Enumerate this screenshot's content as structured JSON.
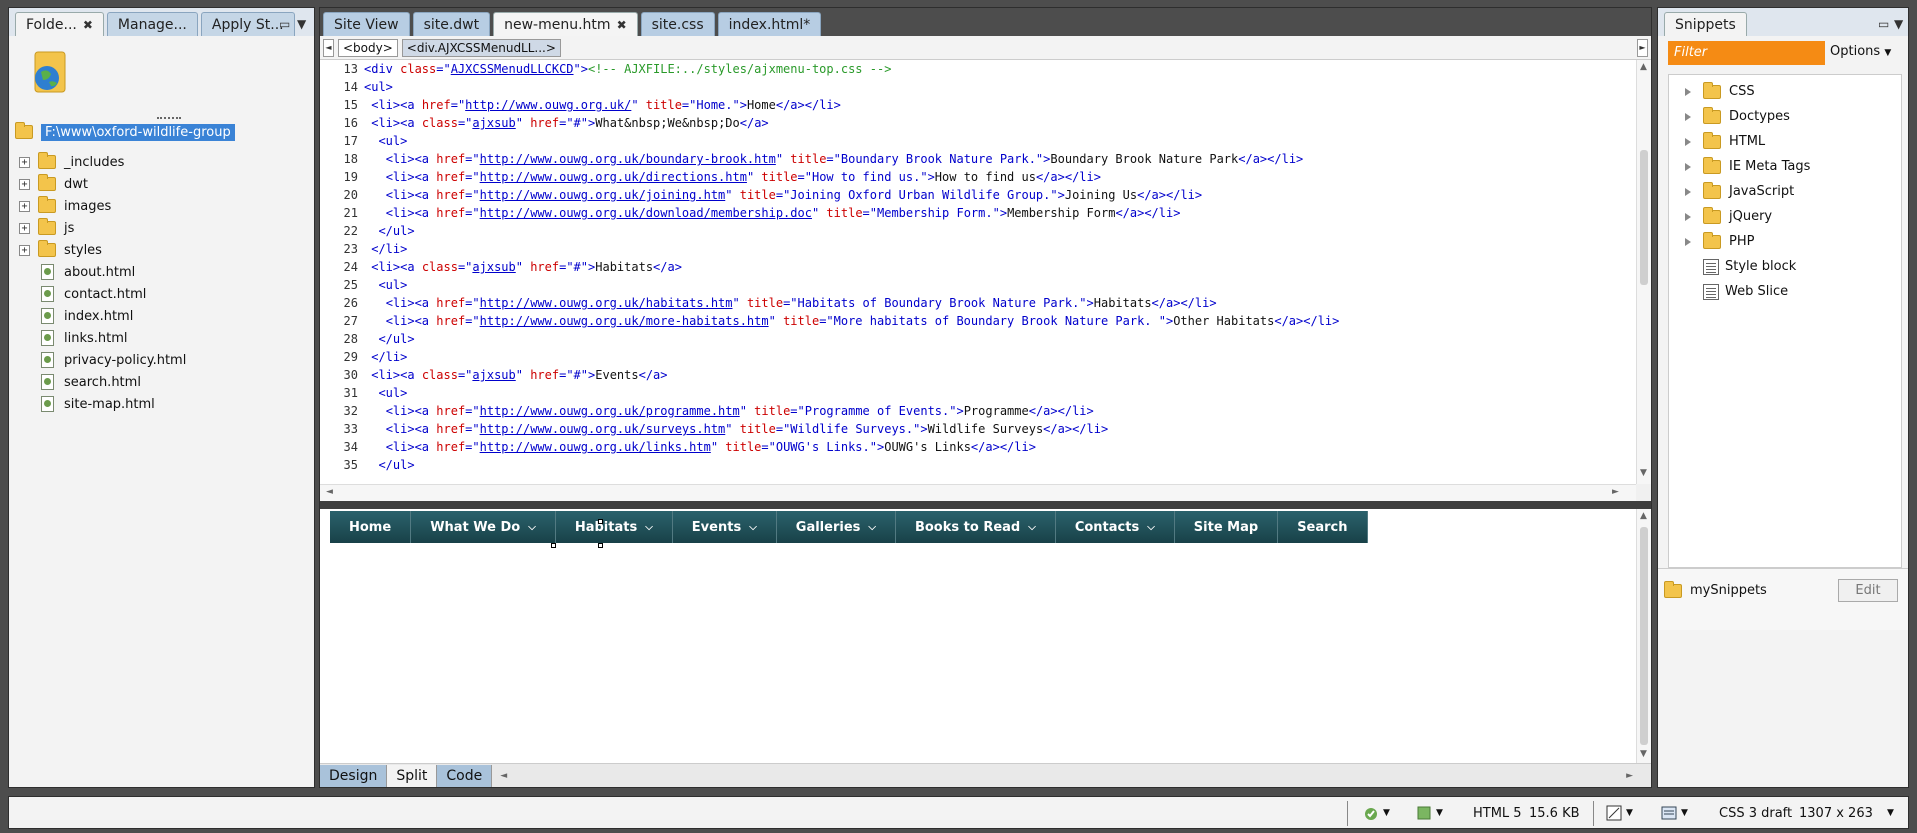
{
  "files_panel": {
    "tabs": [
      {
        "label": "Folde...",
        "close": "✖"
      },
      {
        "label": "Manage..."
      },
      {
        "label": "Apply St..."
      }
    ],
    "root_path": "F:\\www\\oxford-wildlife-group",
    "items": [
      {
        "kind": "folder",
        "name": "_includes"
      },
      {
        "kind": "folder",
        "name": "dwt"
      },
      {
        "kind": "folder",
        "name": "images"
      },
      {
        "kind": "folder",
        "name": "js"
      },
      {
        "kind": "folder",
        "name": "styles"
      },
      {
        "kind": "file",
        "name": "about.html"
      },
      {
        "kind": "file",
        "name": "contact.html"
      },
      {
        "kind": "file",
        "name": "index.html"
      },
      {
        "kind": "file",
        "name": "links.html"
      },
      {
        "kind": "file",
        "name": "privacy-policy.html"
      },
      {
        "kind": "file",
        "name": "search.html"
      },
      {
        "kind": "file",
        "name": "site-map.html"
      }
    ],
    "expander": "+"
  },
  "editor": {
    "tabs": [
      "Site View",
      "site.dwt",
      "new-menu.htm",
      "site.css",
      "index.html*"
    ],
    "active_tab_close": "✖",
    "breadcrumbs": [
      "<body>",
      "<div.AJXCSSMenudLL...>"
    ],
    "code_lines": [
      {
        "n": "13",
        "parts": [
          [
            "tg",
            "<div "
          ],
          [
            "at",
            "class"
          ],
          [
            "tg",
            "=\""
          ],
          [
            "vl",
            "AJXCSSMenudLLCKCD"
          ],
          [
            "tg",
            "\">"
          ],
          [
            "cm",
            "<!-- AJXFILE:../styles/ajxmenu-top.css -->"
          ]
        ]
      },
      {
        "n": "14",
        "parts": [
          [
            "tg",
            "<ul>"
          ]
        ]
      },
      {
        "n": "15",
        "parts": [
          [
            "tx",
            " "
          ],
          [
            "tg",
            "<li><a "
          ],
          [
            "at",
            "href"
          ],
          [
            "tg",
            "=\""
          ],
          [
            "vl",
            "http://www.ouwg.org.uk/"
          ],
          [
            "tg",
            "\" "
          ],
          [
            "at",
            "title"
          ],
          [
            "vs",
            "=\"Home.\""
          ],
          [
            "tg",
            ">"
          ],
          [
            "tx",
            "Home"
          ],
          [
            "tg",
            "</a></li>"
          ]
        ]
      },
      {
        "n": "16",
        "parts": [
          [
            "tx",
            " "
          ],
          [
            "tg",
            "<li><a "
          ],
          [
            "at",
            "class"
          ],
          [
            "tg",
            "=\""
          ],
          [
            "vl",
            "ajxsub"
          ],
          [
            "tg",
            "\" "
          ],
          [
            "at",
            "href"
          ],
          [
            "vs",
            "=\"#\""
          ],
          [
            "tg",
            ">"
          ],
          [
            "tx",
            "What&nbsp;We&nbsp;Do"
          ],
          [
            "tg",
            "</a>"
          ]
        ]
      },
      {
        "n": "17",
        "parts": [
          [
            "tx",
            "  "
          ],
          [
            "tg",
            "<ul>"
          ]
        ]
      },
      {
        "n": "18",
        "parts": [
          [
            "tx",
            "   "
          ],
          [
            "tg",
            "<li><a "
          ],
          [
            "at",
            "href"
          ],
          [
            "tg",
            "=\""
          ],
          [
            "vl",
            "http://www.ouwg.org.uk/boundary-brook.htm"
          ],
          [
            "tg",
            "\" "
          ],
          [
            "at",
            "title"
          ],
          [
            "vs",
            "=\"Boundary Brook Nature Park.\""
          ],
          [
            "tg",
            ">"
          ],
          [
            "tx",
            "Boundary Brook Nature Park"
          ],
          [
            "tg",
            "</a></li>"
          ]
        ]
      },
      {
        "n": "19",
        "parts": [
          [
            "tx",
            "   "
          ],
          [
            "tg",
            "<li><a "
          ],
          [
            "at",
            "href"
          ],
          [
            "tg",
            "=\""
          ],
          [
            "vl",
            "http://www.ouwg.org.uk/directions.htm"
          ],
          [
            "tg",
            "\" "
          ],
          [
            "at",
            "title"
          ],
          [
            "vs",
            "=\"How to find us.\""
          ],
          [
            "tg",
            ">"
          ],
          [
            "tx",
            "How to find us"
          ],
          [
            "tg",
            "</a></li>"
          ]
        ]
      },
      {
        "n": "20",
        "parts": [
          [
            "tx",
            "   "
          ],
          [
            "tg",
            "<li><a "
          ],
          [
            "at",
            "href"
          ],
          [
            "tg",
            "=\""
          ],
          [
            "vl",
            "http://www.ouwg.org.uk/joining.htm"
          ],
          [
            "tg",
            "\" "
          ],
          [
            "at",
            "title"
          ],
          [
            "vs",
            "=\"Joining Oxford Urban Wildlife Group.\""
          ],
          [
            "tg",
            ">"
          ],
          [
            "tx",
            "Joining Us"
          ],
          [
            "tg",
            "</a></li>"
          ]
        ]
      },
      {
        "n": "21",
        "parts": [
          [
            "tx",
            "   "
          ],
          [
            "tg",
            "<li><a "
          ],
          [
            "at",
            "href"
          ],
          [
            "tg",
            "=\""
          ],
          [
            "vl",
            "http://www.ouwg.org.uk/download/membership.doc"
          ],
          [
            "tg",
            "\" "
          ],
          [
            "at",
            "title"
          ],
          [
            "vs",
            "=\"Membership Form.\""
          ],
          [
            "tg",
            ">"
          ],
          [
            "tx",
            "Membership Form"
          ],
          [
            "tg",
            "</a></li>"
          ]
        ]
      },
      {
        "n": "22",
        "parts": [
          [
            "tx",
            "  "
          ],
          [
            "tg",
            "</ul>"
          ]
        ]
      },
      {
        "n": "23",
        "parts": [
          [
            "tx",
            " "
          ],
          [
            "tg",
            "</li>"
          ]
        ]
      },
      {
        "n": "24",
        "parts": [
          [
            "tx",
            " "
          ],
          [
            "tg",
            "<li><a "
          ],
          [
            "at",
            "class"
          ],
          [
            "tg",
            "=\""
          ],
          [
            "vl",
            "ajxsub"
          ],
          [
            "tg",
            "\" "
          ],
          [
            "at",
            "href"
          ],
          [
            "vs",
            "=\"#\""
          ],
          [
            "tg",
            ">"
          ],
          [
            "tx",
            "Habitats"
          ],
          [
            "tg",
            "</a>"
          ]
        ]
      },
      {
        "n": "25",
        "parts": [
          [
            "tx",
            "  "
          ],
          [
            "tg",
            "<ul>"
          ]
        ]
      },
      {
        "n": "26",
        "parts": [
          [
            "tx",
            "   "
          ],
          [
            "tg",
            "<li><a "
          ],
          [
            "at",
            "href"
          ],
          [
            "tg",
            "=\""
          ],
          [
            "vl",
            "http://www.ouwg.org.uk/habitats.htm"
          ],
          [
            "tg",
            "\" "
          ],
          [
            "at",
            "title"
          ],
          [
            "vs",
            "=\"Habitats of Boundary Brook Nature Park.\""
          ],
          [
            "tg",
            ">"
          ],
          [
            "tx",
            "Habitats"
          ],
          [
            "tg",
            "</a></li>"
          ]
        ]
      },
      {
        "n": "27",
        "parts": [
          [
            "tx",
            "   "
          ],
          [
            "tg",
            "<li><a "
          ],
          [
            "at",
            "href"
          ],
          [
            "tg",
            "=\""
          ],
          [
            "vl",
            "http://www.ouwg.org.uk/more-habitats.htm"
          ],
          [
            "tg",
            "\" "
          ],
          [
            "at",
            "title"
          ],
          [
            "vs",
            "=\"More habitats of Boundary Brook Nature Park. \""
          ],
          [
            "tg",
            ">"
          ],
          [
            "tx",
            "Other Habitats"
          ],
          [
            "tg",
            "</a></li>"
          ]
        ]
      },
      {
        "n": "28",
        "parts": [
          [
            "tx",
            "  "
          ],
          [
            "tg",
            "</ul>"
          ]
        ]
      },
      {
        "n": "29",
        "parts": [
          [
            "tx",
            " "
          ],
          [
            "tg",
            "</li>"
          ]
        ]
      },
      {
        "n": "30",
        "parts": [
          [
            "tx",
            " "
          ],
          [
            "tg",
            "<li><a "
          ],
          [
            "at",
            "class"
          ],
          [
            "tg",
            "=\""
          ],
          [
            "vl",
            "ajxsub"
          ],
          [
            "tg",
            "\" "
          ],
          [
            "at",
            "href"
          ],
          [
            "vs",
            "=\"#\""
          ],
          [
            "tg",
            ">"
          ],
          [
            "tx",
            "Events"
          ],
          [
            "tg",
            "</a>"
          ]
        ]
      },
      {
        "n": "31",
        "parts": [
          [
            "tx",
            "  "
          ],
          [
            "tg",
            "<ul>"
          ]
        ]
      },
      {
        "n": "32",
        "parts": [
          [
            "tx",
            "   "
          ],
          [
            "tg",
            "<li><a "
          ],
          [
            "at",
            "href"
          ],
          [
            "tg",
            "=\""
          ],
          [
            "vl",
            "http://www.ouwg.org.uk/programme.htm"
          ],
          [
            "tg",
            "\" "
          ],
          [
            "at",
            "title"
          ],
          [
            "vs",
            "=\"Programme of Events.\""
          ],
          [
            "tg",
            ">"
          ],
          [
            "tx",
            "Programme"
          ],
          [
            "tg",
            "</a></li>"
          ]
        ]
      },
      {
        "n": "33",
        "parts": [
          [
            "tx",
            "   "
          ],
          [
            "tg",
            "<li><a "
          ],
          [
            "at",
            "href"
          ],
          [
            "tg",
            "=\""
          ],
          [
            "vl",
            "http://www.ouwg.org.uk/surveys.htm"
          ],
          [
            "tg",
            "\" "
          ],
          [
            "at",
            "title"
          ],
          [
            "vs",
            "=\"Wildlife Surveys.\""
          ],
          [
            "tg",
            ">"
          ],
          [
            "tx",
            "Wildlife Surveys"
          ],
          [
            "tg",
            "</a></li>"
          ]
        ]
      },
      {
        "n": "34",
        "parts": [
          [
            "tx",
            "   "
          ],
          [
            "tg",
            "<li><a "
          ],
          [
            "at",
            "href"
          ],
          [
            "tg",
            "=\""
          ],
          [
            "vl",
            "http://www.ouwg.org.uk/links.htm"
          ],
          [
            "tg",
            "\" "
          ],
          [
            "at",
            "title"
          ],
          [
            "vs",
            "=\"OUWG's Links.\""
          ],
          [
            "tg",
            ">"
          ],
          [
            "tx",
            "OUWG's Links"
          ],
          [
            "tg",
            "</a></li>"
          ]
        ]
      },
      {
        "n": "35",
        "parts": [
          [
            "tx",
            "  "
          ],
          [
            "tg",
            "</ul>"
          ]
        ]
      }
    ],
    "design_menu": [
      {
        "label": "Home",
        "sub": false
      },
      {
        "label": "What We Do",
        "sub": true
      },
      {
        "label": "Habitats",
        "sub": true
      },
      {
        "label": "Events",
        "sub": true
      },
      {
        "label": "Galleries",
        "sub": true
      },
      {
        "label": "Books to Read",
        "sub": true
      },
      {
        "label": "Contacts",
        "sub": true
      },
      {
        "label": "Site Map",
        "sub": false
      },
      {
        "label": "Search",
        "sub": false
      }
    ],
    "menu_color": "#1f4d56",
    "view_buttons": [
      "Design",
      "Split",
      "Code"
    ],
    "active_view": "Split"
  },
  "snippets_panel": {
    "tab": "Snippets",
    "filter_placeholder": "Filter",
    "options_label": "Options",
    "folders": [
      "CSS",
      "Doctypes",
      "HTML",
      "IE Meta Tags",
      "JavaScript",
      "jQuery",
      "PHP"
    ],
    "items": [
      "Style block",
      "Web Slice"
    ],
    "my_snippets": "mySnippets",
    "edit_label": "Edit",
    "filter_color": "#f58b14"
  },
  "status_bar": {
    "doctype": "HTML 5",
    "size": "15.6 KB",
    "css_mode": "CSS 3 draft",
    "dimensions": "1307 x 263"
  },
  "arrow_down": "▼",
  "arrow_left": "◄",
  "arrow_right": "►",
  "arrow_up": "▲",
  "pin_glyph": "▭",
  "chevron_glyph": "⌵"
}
※ ※ ※
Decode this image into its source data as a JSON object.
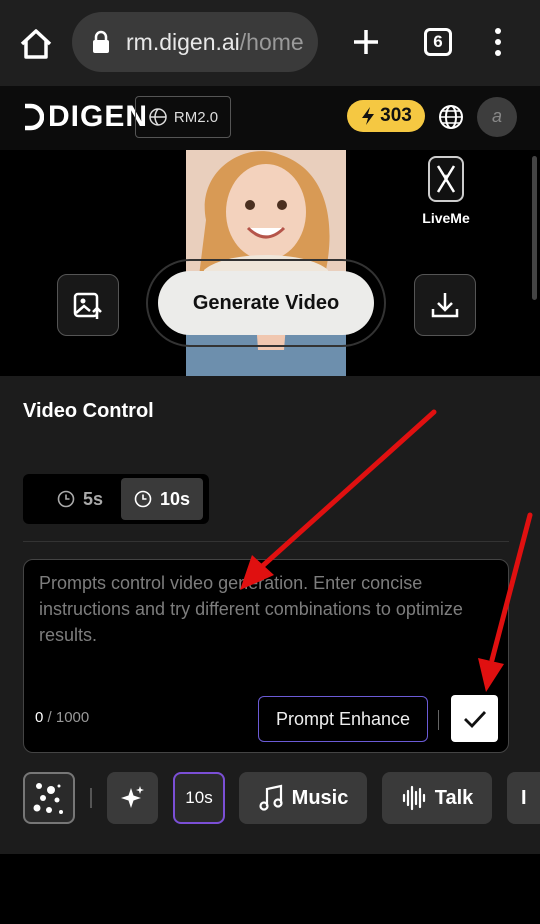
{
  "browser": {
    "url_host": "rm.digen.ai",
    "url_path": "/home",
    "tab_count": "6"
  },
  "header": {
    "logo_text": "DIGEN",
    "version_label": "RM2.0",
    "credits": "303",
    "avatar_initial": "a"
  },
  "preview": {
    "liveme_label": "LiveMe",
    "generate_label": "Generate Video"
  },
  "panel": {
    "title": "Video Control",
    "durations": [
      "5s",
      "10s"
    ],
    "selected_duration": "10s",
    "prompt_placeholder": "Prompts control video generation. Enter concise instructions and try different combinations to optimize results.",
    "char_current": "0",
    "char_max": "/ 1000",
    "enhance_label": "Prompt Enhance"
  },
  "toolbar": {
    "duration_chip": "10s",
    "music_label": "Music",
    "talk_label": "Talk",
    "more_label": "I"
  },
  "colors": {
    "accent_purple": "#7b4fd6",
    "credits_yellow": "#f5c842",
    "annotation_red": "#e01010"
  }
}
※ ※ ※
### DESCRIPTION OF THE TASK
In the lines above, find each one with "styles" and list it.

### FULL RESPONSE
        "name": "styles"
            "<!-- AJXFILE:../styles/ajxmenu-top.css -->"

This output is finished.